Goal:
Copy every line of the material below word for word, keeping every character as it appears.

Begin

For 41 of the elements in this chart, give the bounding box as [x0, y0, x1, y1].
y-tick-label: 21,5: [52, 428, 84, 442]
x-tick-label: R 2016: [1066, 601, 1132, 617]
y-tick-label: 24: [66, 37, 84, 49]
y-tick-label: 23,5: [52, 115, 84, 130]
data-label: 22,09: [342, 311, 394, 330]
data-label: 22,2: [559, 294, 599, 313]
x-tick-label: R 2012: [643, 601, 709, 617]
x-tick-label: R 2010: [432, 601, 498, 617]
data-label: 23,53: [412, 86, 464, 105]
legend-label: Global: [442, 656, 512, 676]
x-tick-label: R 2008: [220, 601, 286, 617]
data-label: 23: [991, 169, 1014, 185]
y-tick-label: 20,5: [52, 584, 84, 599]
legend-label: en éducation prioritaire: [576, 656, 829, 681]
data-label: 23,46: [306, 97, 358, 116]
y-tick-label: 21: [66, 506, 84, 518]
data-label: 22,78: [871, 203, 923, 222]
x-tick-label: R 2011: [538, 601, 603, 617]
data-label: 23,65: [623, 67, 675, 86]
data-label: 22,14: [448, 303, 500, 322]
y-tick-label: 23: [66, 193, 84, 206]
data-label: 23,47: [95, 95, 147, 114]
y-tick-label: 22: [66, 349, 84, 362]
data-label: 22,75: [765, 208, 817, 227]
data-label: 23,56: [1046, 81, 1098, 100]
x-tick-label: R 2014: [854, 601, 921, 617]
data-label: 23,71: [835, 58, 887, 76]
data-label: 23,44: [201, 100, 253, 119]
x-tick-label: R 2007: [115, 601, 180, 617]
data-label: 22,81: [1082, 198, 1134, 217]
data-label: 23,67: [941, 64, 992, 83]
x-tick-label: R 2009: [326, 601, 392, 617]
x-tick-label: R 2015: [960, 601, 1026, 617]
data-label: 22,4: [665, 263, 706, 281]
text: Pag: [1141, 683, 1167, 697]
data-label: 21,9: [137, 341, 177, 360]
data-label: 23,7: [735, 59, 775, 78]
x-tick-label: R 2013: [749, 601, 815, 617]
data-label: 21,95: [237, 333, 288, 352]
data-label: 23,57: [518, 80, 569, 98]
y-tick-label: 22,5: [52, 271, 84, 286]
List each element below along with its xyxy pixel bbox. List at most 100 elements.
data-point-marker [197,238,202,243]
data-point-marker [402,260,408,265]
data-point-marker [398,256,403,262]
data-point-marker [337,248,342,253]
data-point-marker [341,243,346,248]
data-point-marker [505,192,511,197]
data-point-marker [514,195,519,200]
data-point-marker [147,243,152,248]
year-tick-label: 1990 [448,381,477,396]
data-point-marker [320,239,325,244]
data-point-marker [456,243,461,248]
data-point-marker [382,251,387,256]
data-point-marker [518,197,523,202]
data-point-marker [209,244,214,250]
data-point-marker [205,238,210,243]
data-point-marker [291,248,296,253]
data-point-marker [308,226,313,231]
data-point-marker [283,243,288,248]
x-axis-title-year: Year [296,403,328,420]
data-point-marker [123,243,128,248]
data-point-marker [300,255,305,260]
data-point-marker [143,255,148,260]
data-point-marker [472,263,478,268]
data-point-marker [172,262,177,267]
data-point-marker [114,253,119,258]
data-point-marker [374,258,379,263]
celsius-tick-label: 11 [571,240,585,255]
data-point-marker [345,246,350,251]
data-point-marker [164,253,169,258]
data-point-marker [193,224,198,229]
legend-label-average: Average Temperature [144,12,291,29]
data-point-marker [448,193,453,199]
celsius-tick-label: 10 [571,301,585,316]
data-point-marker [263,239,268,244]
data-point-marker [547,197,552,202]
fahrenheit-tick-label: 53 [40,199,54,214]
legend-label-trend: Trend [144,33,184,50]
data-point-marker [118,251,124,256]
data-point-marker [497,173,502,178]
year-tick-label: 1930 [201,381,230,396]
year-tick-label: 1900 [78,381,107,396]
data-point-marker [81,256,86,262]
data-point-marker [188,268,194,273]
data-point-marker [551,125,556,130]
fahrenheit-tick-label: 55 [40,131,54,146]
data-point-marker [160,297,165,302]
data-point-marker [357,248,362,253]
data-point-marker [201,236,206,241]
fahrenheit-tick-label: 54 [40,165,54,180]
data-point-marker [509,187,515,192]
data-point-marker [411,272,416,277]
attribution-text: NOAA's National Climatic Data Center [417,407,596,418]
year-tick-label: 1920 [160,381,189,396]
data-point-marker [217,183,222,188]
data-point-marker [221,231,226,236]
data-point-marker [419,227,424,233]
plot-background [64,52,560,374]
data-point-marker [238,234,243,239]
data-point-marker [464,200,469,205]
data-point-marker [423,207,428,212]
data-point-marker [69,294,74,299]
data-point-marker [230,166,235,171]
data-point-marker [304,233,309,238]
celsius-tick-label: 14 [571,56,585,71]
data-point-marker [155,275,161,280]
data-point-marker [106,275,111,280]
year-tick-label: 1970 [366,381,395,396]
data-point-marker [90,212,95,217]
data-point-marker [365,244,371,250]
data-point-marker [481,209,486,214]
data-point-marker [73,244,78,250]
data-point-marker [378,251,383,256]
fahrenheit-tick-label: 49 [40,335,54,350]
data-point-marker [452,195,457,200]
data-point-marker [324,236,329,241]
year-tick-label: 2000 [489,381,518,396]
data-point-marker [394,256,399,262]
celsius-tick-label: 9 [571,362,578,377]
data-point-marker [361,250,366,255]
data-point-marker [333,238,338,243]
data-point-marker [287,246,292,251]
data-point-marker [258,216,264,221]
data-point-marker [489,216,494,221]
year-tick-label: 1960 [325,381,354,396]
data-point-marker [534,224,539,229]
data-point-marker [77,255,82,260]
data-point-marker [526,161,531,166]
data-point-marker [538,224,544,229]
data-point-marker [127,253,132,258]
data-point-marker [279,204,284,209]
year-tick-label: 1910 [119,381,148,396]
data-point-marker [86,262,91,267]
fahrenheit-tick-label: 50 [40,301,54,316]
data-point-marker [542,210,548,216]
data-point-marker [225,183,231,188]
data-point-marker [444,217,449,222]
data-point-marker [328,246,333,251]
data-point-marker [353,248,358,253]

End

Expected output:
For 41 of the elements in this chart, give the bounding box as [x0, y0, x1, y1].
y-tick-label: 21,5: [52, 428, 84, 442]
x-tick-label: R 2016: [1066, 601, 1132, 617]
y-tick-label: 24: [66, 37, 84, 49]
y-tick-label: 23,5: [52, 115, 84, 130]
data-label: 22,09: [342, 311, 394, 330]
data-label: 22,2: [559, 294, 599, 313]
x-tick-label: R 2012: [643, 601, 709, 617]
x-tick-label: R 2010: [432, 601, 498, 617]
data-label: 23,53: [412, 86, 464, 105]
legend-label: Global: [442, 656, 512, 676]
x-tick-label: R 2008: [220, 601, 286, 617]
data-label: 23: [991, 169, 1014, 185]
y-tick-label: 20,5: [52, 584, 84, 599]
legend-label: en éducation prioritaire: [576, 656, 829, 681]
data-label: 23,46: [306, 97, 358, 116]
y-tick-label: 21: [66, 506, 84, 518]
data-label: 22,78: [871, 203, 923, 222]
x-tick-label: R 2011: [538, 601, 603, 617]
data-label: 23,65: [623, 67, 675, 86]
data-label: 22,14: [448, 303, 500, 322]
y-tick-label: 23: [66, 193, 84, 206]
data-label: 23,47: [95, 95, 147, 114]
y-tick-label: 22: [66, 349, 84, 362]
data-label: 22,75: [765, 208, 817, 227]
data-label: 23,56: [1046, 81, 1098, 100]
x-tick-label: R 2014: [854, 601, 921, 617]
data-label: 23,71: [835, 58, 887, 76]
data-label: 23,44: [201, 100, 253, 119]
x-tick-label: R 2007: [115, 601, 180, 617]
data-label: 22,81: [1082, 198, 1134, 217]
data-label: 23,67: [941, 64, 992, 83]
x-tick-label: R 2009: [326, 601, 392, 617]
x-tick-label: R 2015: [960, 601, 1026, 617]
data-label: 22,4: [665, 263, 706, 281]
text: Pag: [1141, 683, 1167, 697]
data-label: 21,9: [137, 341, 177, 360]
data-label: 23,7: [735, 59, 775, 78]
x-tick-label: R 2013: [749, 601, 815, 617]
data-label: 21,95: [237, 333, 288, 352]
data-label: 23,57: [518, 80, 569, 98]
y-tick-label: 22,5: [52, 271, 84, 286]
List each element below along with its xyxy pixel bbox. List at most 100 elements.
data-point-marker [197,238,202,243]
data-point-marker [402,260,408,265]
data-point-marker [398,256,403,262]
data-point-marker [337,248,342,253]
data-point-marker [341,243,346,248]
data-point-marker [505,192,511,197]
data-point-marker [514,195,519,200]
data-point-marker [147,243,152,248]
year-tick-label: 1990 [448,381,477,396]
data-point-marker [320,239,325,244]
data-point-marker [456,243,461,248]
data-point-marker [382,251,387,256]
data-point-marker [518,197,523,202]
data-point-marker [209,244,214,250]
data-point-marker [205,238,210,243]
data-point-marker [291,248,296,253]
data-point-marker [308,226,313,231]
data-point-marker [283,243,288,248]
x-axis-title-year: Year [296,403,328,420]
data-point-marker [123,243,128,248]
data-point-marker [300,255,305,260]
data-point-marker [143,255,148,260]
data-point-marker [472,263,478,268]
data-point-marker [172,262,177,267]
data-point-marker [114,253,119,258]
data-point-marker [374,258,379,263]
celsius-tick-label: 11 [571,240,585,255]
data-point-marker [345,246,350,251]
data-point-marker [164,253,169,258]
data-point-marker [193,224,198,229]
legend-label-average: Average Temperature [144,12,291,29]
data-point-marker [448,193,453,199]
celsius-tick-label: 10 [571,301,585,316]
data-point-marker [263,239,268,244]
data-point-marker [547,197,552,202]
fahrenheit-tick-label: 53 [40,199,54,214]
legend-label-trend: Trend [144,33,184,50]
data-point-marker [118,251,124,256]
data-point-marker [497,173,502,178]
year-tick-label: 1930 [201,381,230,396]
year-tick-label: 1900 [78,381,107,396]
data-point-marker [81,256,86,262]
data-point-marker [188,268,194,273]
data-point-marker [551,125,556,130]
fahrenheit-tick-label: 55 [40,131,54,146]
data-point-marker [160,297,165,302]
data-point-marker [357,248,362,253]
data-point-marker [201,236,206,241]
fahrenheit-tick-label: 54 [40,165,54,180]
data-point-marker [509,187,515,192]
data-point-marker [411,272,416,277]
attribution-text: NOAA's National Climatic Data Center [417,407,596,418]
year-tick-label: 1920 [160,381,189,396]
data-point-marker [217,183,222,188]
data-point-marker [221,231,226,236]
data-point-marker [419,227,424,233]
plot-background [64,52,560,374]
data-point-marker [238,234,243,239]
data-point-marker [464,200,469,205]
data-point-marker [423,207,428,212]
data-point-marker [69,294,74,299]
data-point-marker [230,166,235,171]
data-point-marker [304,233,309,238]
celsius-tick-label: 14 [571,56,585,71]
data-point-marker [155,275,161,280]
data-point-marker [106,275,111,280]
year-tick-label: 1970 [366,381,395,396]
data-point-marker [90,212,95,217]
data-point-marker [365,244,371,250]
data-point-marker [481,209,486,214]
data-point-marker [73,244,78,250]
data-point-marker [378,251,383,256]
fahrenheit-tick-label: 49 [40,335,54,350]
data-point-marker [452,195,457,200]
data-point-marker [324,236,329,241]
year-tick-label: 2000 [489,381,518,396]
data-point-marker [394,256,399,262]
celsius-tick-label: 9 [571,362,578,377]
data-point-marker [361,250,366,255]
data-point-marker [333,238,338,243]
data-point-marker [287,246,292,251]
data-point-marker [258,216,264,221]
data-point-marker [489,216,494,221]
year-tick-label: 1960 [325,381,354,396]
data-point-marker [534,224,539,229]
data-point-marker [77,255,82,260]
data-point-marker [526,161,531,166]
data-point-marker [538,224,544,229]
data-point-marker [127,253,132,258]
data-point-marker [279,204,284,209]
year-tick-label: 1910 [119,381,148,396]
data-point-marker [86,262,91,267]
fahrenheit-tick-label: 50 [40,301,54,316]
data-point-marker [542,210,548,216]
data-point-marker [225,183,231,188]
data-point-marker [444,217,449,222]
data-point-marker [328,246,333,251]
data-point-marker [353,248,358,253]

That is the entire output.